■ DIRECTIVE ■
Swap every "spectrogram-pixel" in the items below for "spectrogram-point", reproducing all other text unchanged.
BEGIN INPUT DATA
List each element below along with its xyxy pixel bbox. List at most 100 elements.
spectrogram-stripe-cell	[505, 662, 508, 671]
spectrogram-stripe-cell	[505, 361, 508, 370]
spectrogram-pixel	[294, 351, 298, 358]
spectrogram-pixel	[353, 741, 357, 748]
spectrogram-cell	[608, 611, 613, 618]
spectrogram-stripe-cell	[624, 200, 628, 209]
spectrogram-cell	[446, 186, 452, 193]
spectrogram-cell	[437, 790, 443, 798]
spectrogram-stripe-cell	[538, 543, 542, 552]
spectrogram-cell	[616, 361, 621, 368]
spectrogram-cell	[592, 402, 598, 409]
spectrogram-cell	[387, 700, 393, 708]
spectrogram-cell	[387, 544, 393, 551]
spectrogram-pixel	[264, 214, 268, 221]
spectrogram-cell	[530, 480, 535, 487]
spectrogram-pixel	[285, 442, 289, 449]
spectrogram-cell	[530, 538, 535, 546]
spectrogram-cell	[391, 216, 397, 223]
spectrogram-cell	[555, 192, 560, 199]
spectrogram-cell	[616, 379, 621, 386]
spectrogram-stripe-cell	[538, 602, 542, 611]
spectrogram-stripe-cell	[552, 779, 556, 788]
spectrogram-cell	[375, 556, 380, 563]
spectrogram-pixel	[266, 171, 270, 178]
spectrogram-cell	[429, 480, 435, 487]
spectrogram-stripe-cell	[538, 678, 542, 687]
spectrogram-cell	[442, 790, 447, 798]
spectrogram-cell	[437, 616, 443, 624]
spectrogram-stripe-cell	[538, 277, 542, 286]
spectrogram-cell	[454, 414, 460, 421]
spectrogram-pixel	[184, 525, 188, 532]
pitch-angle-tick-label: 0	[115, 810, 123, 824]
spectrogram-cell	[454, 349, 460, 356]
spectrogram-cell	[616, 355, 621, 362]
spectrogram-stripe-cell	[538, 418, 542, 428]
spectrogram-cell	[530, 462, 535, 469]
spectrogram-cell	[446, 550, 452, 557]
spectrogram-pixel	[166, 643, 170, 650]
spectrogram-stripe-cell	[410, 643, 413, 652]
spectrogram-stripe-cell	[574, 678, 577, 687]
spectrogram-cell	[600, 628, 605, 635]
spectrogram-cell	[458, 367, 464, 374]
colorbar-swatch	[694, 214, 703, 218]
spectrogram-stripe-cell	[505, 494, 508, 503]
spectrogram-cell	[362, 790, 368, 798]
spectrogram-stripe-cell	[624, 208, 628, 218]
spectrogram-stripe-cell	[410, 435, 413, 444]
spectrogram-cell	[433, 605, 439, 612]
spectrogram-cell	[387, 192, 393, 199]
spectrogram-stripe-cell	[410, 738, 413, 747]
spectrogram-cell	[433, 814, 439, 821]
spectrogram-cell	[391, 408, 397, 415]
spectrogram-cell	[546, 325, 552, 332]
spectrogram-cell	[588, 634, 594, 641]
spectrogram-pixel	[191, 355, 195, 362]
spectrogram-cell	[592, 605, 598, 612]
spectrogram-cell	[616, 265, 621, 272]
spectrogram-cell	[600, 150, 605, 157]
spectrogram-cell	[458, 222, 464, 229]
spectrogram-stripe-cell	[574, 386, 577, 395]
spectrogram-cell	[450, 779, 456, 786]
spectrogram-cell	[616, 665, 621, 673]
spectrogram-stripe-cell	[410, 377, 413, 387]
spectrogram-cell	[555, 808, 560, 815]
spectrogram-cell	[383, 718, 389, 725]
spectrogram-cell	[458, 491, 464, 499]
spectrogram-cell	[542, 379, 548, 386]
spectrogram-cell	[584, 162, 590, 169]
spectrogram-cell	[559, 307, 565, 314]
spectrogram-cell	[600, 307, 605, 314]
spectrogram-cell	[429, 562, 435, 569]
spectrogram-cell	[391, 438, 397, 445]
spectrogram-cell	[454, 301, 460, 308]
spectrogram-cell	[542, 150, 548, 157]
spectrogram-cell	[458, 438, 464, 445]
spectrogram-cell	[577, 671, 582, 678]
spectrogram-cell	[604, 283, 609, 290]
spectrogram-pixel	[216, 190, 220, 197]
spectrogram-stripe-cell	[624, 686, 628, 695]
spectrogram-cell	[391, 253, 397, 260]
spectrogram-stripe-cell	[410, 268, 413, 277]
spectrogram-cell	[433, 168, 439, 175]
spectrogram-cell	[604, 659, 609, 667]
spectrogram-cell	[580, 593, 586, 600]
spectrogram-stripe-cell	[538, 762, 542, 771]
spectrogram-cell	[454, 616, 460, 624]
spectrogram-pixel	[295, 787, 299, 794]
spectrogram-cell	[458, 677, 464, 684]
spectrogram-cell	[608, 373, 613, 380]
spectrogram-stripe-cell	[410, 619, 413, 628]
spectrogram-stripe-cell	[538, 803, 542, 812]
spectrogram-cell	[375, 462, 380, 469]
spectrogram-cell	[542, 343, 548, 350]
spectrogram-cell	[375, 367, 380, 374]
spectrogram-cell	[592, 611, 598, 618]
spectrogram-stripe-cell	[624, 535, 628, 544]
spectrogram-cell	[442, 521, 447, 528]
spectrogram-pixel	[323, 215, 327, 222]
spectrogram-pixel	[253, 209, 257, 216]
END INPUT DATA
■ PROBLEM SOLUTION ■
List each element below along with its xyxy pixel bbox. List at most 100 elements.
spectrogram-stripe-cell	[505, 662, 508, 671]
spectrogram-stripe-cell	[505, 361, 508, 370]
spectrogram-point	[294, 351, 298, 358]
spectrogram-point	[353, 741, 357, 748]
spectrogram-cell	[608, 611, 613, 618]
spectrogram-stripe-cell	[624, 200, 628, 209]
spectrogram-cell	[446, 186, 452, 193]
spectrogram-cell	[437, 790, 443, 798]
spectrogram-stripe-cell	[538, 543, 542, 552]
spectrogram-cell	[616, 361, 621, 368]
spectrogram-cell	[592, 402, 598, 409]
spectrogram-cell	[387, 700, 393, 708]
spectrogram-cell	[387, 544, 393, 551]
spectrogram-point	[264, 214, 268, 221]
spectrogram-cell	[530, 480, 535, 487]
spectrogram-point	[285, 442, 289, 449]
spectrogram-cell	[530, 538, 535, 546]
spectrogram-cell	[391, 216, 397, 223]
spectrogram-cell	[555, 192, 560, 199]
spectrogram-cell	[616, 379, 621, 386]
spectrogram-stripe-cell	[538, 602, 542, 611]
spectrogram-stripe-cell	[552, 779, 556, 788]
spectrogram-cell	[375, 556, 380, 563]
spectrogram-point	[266, 171, 270, 178]
spectrogram-cell	[429, 480, 435, 487]
spectrogram-stripe-cell	[538, 678, 542, 687]
spectrogram-cell	[442, 790, 447, 798]
spectrogram-cell	[437, 616, 443, 624]
spectrogram-stripe-cell	[538, 277, 542, 286]
spectrogram-cell	[454, 414, 460, 421]
spectrogram-point	[184, 525, 188, 532]
pitch-angle-tick-label: 0	[115, 810, 123, 824]
spectrogram-cell	[454, 349, 460, 356]
spectrogram-cell	[616, 355, 621, 362]
spectrogram-stripe-cell	[538, 418, 542, 428]
spectrogram-cell	[530, 462, 535, 469]
spectrogram-cell	[446, 550, 452, 557]
spectrogram-point	[166, 643, 170, 650]
spectrogram-stripe-cell	[410, 643, 413, 652]
spectrogram-stripe-cell	[574, 678, 577, 687]
spectrogram-cell	[600, 628, 605, 635]
spectrogram-cell	[458, 367, 464, 374]
colorbar-swatch	[694, 214, 703, 218]
spectrogram-stripe-cell	[505, 494, 508, 503]
spectrogram-cell	[362, 790, 368, 798]
spectrogram-stripe-cell	[624, 208, 628, 218]
spectrogram-stripe-cell	[410, 435, 413, 444]
spectrogram-cell	[433, 605, 439, 612]
spectrogram-cell	[387, 192, 393, 199]
spectrogram-stripe-cell	[410, 738, 413, 747]
spectrogram-cell	[433, 814, 439, 821]
spectrogram-cell	[391, 408, 397, 415]
spectrogram-cell	[546, 325, 552, 332]
spectrogram-cell	[588, 634, 594, 641]
spectrogram-point	[191, 355, 195, 362]
spectrogram-cell	[592, 605, 598, 612]
spectrogram-cell	[616, 265, 621, 272]
spectrogram-cell	[600, 150, 605, 157]
spectrogram-cell	[458, 222, 464, 229]
spectrogram-stripe-cell	[574, 386, 577, 395]
spectrogram-cell	[450, 779, 456, 786]
spectrogram-cell	[616, 665, 621, 673]
spectrogram-stripe-cell	[410, 377, 413, 387]
spectrogram-cell	[555, 808, 560, 815]
spectrogram-cell	[383, 718, 389, 725]
spectrogram-cell	[458, 491, 464, 499]
spectrogram-cell	[542, 379, 548, 386]
spectrogram-cell	[584, 162, 590, 169]
spectrogram-cell	[559, 307, 565, 314]
spectrogram-cell	[600, 307, 605, 314]
spectrogram-cell	[429, 562, 435, 569]
spectrogram-cell	[391, 438, 397, 445]
spectrogram-cell	[454, 301, 460, 308]
spectrogram-cell	[542, 150, 548, 157]
spectrogram-cell	[458, 438, 464, 445]
spectrogram-cell	[577, 671, 582, 678]
spectrogram-cell	[604, 283, 609, 290]
spectrogram-point	[216, 190, 220, 197]
spectrogram-stripe-cell	[624, 686, 628, 695]
spectrogram-cell	[391, 253, 397, 260]
spectrogram-stripe-cell	[410, 268, 413, 277]
spectrogram-cell	[433, 168, 439, 175]
spectrogram-cell	[604, 659, 609, 667]
spectrogram-cell	[580, 593, 586, 600]
spectrogram-stripe-cell	[538, 762, 542, 771]
spectrogram-cell	[454, 616, 460, 624]
spectrogram-point	[295, 787, 299, 794]
spectrogram-cell	[458, 677, 464, 684]
spectrogram-cell	[608, 373, 613, 380]
spectrogram-stripe-cell	[410, 619, 413, 628]
spectrogram-stripe-cell	[538, 803, 542, 812]
spectrogram-cell	[375, 462, 380, 469]
spectrogram-cell	[542, 343, 548, 350]
spectrogram-cell	[375, 367, 380, 374]
spectrogram-cell	[592, 611, 598, 618]
spectrogram-stripe-cell	[624, 535, 628, 544]
spectrogram-cell	[442, 521, 447, 528]
spectrogram-point	[323, 215, 327, 222]
spectrogram-point	[253, 209, 257, 216]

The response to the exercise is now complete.